__Task to complete__. Return, unchanged, the records below from the line with "- y-tick-label: 0.10: [42, 234, 69, 244]" up to and including the line with "- annotation: d: [222, 76, 229, 88]".
◇ ◇ ◇
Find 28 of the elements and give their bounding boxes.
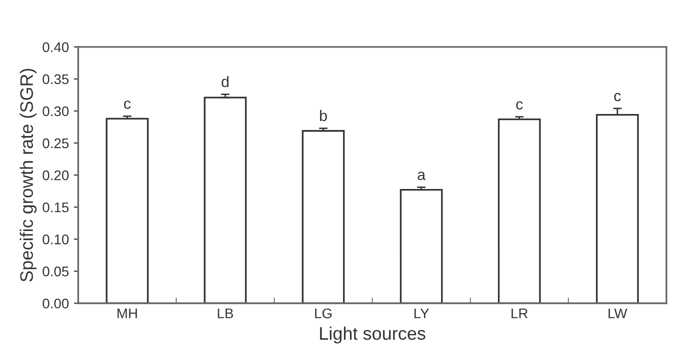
- y-tick-label: 0.10: [42, 234, 69, 244]
- x-tick-label: LR: [512, 308, 528, 318]
- y-axis-title: Specific growth rate (SGR): [20, 68, 37, 282]
- x-tick-label: LB: [218, 308, 234, 318]
- x-tick-label: LG: [315, 308, 332, 318]
- annotation: d: [222, 76, 229, 88]
- x-tick-label: LY: [414, 308, 429, 318]
- y-tick-label: 0.35: [42, 74, 69, 84]
- annotation: c: [124, 100, 131, 109]
- bar: [400, 188, 443, 304]
- bar: [204, 96, 247, 304]
- annotation: c: [516, 101, 523, 110]
- y-tick-label: 0.15: [42, 202, 69, 212]
- bar: [106, 118, 149, 304]
- y-tick-label: 0.00: [42, 298, 69, 308]
- annotation: a: [418, 172, 426, 180]
- y-tick-label: 0.30: [42, 106, 69, 116]
- y-tick-label: 0.40: [42, 42, 69, 52]
- y-tick-label: 0.05: [42, 266, 69, 276]
- x-tick-label: MH: [118, 308, 137, 318]
- bar: [498, 118, 541, 304]
- annotation: b: [320, 110, 327, 122]
- y-tick-label: 0.20: [42, 170, 69, 180]
- annotation: c: [614, 92, 621, 102]
- x-axis-title: Light sources: [320, 326, 426, 344]
- bar: [302, 130, 345, 304]
- y-tick-label: 0.25: [42, 138, 69, 148]
- x-tick-label: LW: [608, 308, 628, 318]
◇ ◇ ◇
__Solution to this problem__.
- y-tick-label: 0.10: [42, 234, 69, 244]
- x-tick-label: LR: [512, 308, 528, 318]
- y-axis-title: Specific growth rate (SGR): [20, 68, 37, 282]
- x-tick-label: LB: [218, 308, 234, 318]
- x-tick-label: LG: [315, 308, 332, 318]
- annotation: d: [222, 76, 229, 88]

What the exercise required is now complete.